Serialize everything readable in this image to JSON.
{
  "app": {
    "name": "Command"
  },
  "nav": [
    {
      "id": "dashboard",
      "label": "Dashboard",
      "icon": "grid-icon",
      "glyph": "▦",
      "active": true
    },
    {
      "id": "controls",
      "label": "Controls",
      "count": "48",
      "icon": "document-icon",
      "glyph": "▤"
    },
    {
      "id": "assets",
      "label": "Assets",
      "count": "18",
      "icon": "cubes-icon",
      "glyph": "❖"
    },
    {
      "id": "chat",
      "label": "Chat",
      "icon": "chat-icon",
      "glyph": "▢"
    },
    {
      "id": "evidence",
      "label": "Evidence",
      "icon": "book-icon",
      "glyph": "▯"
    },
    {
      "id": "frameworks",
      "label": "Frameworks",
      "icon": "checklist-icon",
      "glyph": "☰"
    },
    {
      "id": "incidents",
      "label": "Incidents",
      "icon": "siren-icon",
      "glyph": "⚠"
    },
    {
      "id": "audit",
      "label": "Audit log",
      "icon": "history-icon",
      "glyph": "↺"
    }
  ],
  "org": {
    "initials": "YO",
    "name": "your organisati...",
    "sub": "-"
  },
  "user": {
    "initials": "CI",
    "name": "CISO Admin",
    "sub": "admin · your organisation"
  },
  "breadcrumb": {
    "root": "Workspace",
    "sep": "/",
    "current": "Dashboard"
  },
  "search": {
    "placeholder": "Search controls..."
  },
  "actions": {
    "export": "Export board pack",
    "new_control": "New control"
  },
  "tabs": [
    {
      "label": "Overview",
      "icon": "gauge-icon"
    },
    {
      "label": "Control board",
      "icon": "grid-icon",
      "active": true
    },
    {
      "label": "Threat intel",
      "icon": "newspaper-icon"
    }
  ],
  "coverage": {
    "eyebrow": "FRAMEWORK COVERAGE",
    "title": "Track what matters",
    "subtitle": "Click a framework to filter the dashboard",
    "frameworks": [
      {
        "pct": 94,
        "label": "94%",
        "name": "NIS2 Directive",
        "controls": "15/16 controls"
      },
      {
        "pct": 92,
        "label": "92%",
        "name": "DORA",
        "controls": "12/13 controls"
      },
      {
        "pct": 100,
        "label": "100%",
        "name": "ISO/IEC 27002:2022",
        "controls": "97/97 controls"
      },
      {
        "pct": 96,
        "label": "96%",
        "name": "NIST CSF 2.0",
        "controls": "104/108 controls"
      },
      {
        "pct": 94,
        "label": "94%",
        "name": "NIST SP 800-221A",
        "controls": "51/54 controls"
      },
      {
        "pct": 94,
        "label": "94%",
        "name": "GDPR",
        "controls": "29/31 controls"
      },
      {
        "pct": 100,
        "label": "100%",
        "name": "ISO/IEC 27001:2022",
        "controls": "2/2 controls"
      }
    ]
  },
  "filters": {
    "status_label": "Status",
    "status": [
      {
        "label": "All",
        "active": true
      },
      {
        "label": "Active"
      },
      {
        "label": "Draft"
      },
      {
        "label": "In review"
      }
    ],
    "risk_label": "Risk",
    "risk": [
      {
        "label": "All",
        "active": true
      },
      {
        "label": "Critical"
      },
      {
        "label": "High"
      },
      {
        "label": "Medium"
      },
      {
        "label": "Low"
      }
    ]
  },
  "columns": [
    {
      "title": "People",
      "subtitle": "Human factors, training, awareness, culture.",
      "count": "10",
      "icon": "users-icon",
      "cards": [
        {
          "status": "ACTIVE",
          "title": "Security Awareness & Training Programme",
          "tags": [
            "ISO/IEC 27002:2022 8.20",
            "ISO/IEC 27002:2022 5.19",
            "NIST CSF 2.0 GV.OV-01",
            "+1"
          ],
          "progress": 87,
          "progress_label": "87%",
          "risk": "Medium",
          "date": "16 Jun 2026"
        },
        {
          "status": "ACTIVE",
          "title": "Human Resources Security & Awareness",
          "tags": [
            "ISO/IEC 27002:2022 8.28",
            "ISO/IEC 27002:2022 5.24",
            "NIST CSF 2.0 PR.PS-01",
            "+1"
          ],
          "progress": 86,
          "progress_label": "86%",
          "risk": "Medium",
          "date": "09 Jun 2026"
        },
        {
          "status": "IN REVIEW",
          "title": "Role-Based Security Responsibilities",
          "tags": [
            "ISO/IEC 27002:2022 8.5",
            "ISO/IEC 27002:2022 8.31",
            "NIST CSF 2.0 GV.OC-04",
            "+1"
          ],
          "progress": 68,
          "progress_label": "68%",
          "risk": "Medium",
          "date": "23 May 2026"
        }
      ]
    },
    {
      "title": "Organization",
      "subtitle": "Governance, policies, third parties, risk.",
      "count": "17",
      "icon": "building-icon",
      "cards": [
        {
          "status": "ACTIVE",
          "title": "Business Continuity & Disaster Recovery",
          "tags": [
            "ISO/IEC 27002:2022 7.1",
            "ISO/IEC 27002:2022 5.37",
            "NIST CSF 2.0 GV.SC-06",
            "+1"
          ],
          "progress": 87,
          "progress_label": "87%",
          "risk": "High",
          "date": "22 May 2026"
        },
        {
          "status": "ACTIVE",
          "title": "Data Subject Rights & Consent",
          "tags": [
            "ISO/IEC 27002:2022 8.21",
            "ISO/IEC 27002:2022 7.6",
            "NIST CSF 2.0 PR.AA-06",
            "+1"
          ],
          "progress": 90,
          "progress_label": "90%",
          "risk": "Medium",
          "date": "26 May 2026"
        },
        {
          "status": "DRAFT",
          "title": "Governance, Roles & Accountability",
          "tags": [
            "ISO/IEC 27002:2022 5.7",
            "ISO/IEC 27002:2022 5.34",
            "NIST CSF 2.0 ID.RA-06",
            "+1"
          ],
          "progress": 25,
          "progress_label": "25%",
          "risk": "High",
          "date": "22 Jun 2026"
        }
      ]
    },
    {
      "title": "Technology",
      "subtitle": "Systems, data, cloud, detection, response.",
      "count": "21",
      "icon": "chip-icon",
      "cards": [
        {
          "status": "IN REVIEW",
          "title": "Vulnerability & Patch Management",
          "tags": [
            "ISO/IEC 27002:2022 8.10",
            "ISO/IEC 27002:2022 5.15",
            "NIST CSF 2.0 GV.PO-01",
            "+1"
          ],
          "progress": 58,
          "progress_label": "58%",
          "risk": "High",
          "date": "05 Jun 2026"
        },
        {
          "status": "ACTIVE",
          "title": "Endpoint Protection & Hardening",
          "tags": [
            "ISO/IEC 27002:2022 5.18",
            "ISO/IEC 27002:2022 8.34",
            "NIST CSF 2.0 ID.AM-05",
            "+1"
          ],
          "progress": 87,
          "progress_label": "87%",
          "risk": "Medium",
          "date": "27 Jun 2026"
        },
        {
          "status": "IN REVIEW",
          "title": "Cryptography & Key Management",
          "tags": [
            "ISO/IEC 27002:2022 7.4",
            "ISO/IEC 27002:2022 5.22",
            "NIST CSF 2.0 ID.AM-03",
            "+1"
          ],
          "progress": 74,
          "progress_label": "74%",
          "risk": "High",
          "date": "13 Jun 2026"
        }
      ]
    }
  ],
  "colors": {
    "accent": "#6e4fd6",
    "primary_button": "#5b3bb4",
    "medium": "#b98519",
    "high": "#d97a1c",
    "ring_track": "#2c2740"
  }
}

--

• [DESCRIPTION OF THE TASK]
What do the records say? Quote them all exactly.

• [REPLY]
Serialize everything readable in this image to JSON.
{
  "app": {
    "name": "Command"
  },
  "nav": [
    {
      "id": "dashboard",
      "label": "Dashboard",
      "icon": "grid-icon",
      "glyph": "▦",
      "active": true
    },
    {
      "id": "controls",
      "label": "Controls",
      "count": "48",
      "icon": "document-icon",
      "glyph": "▤"
    },
    {
      "id": "assets",
      "label": "Assets",
      "count": "18",
      "icon": "cubes-icon",
      "glyph": "❖"
    },
    {
      "id": "chat",
      "label": "Chat",
      "icon": "chat-icon",
      "glyph": "▢"
    },
    {
      "id": "evidence",
      "label": "Evidence",
      "icon": "book-icon",
      "glyph": "▯"
    },
    {
      "id": "frameworks",
      "label": "Frameworks",
      "icon": "checklist-icon",
      "glyph": "☰"
    },
    {
      "id": "incidents",
      "label": "Incidents",
      "icon": "siren-icon",
      "glyph": "⚠"
    },
    {
      "id": "audit",
      "label": "Audit log",
      "icon": "history-icon",
      "glyph": "↺"
    }
  ],
  "org": {
    "initials": "YO",
    "name": "your organisati...",
    "sub": "-"
  },
  "user": {
    "initials": "CI",
    "name": "CISO Admin",
    "sub": "admin · your organisation"
  },
  "breadcrumb": {
    "root": "Workspace",
    "sep": "/",
    "current": "Dashboard"
  },
  "search": {
    "placeholder": "Search controls..."
  },
  "actions": {
    "export": "Export board pack",
    "new_control": "New control"
  },
  "tabs": [
    {
      "label": "Overview",
      "icon": "gauge-icon"
    },
    {
      "label": "Control board",
      "icon": "grid-icon",
      "active": true
    },
    {
      "label": "Threat intel",
      "icon": "newspaper-icon"
    }
  ],
  "coverage": {
    "eyebrow": "FRAMEWORK COVERAGE",
    "title": "Track what matters",
    "subtitle": "Click a framework to filter the dashboard",
    "frameworks": [
      {
        "pct": 94,
        "label": "94%",
        "name": "NIS2 Directive",
        "controls": "15/16 controls"
      },
      {
        "pct": 92,
        "label": "92%",
        "name": "DORA",
        "controls": "12/13 controls"
      },
      {
        "pct": 100,
        "label": "100%",
        "name": "ISO/IEC 27002:2022",
        "controls": "97/97 controls"
      },
      {
        "pct": 96,
        "label": "96%",
        "name": "NIST CSF 2.0",
        "controls": "104/108 controls"
      },
      {
        "pct": 94,
        "label": "94%",
        "name": "NIST SP 800-221A",
        "controls": "51/54 controls"
      },
      {
        "pct": 94,
        "label": "94%",
        "name": "GDPR",
        "controls": "29/31 controls"
      },
      {
        "pct": 100,
        "label": "100%",
        "name": "ISO/IEC 27001:2022",
        "controls": "2/2 controls"
      }
    ]
  },
  "filters": {
    "status_label": "Status",
    "status": [
      {
        "label": "All",
        "active": true
      },
      {
        "label": "Active"
      },
      {
        "label": "Draft"
      },
      {
        "label": "In review"
      }
    ],
    "risk_label": "Risk",
    "risk": [
      {
        "label": "All",
        "active": true
      },
      {
        "label": "Critical"
      },
      {
        "label": "High"
      },
      {
        "label": "Medium"
      },
      {
        "label": "Low"
      }
    ]
  },
  "columns": [
    {
      "title": "People",
      "subtitle": "Human factors, training, awareness, culture.",
      "count": "10",
      "icon": "users-icon",
      "cards": [
        {
          "status": "ACTIVE",
          "title": "Security Awareness & Training Programme",
          "tags": [
            "ISO/IEC 27002:2022 8.20",
            "ISO/IEC 27002:2022 5.19",
            "NIST CSF 2.0 GV.OV-01",
            "+1"
          ],
          "progress": 87,
          "progress_label": "87%",
          "risk": "Medium",
          "date": "16 Jun 2026"
        },
        {
          "status": "ACTIVE",
          "title": "Human Resources Security & Awareness",
          "tags": [
            "ISO/IEC 27002:2022 8.28",
            "ISO/IEC 27002:2022 5.24",
            "NIST CSF 2.0 PR.PS-01",
            "+1"
          ],
          "progress": 86,
          "progress_label": "86%",
          "risk": "Medium",
          "date": "09 Jun 2026"
        },
        {
          "status": "IN REVIEW",
          "title": "Role-Based Security Responsibilities",
          "tags": [
            "ISO/IEC 27002:2022 8.5",
            "ISO/IEC 27002:2022 8.31",
            "NIST CSF 2.0 GV.OC-04",
            "+1"
          ],
          "progress": 68,
          "progress_label": "68%",
          "risk": "Medium",
          "date": "23 May 2026"
        }
      ]
    },
    {
      "title": "Organization",
      "subtitle": "Governance, policies, third parties, risk.",
      "count": "17",
      "icon": "building-icon",
      "cards": [
        {
          "status": "ACTIVE",
          "title": "Business Continuity & Disaster Recovery",
          "tags": [
            "ISO/IEC 27002:2022 7.1",
            "ISO/IEC 27002:2022 5.37",
            "NIST CSF 2.0 GV.SC-06",
            "+1"
          ],
          "progress": 87,
          "progress_label": "87%",
          "risk": "High",
          "date": "22 May 2026"
        },
        {
          "status": "ACTIVE",
          "title": "Data Subject Rights & Consent",
          "tags": [
            "ISO/IEC 27002:2022 8.21",
            "ISO/IEC 27002:2022 7.6",
            "NIST CSF 2.0 PR.AA-06",
            "+1"
          ],
          "progress": 90,
          "progress_label": "90%",
          "risk": "Medium",
          "date": "26 May 2026"
        },
        {
          "status": "DRAFT",
          "title": "Governance, Roles & Accountability",
          "tags": [
            "ISO/IEC 27002:2022 5.7",
            "ISO/IEC 27002:2022 5.34",
            "NIST CSF 2.0 ID.RA-06",
            "+1"
          ],
          "progress": 25,
          "progress_label": "25%",
          "risk": "High",
          "date": "22 Jun 2026"
        }
      ]
    },
    {
      "title": "Technology",
      "subtitle": "Systems, data, cloud, detection, response.",
      "count": "21",
      "icon": "chip-icon",
      "cards": [
        {
          "status": "IN REVIEW",
          "title": "Vulnerability & Patch Management",
          "tags": [
            "ISO/IEC 27002:2022 8.10",
            "ISO/IEC 27002:2022 5.15",
            "NIST CSF 2.0 GV.PO-01",
            "+1"
          ],
          "progress": 58,
          "progress_label": "58%",
          "risk": "High",
          "date": "05 Jun 2026"
        },
        {
          "status": "ACTIVE",
          "title": "Endpoint Protection & Hardening",
          "tags": [
            "ISO/IEC 27002:2022 5.18",
            "ISO/IEC 27002:2022 8.34",
            "NIST CSF 2.0 ID.AM-05",
            "+1"
          ],
          "progress": 87,
          "progress_label": "87%",
          "risk": "Medium",
          "date": "27 Jun 2026"
        },
        {
          "status": "IN REVIEW",
          "title": "Cryptography & Key Management",
          "tags": [
            "ISO/IEC 27002:2022 7.4",
            "ISO/IEC 27002:2022 5.22",
            "NIST CSF 2.0 ID.AM-03",
            "+1"
          ],
          "progress": 74,
          "progress_label": "74%",
          "risk": "High",
          "date": "13 Jun 2026"
        }
      ]
    }
  ],
  "colors": {
    "accent": "#6e4fd6",
    "primary_button": "#5b3bb4",
    "medium": "#b98519",
    "high": "#d97a1c",
    "ring_track": "#2c2740"
  }
}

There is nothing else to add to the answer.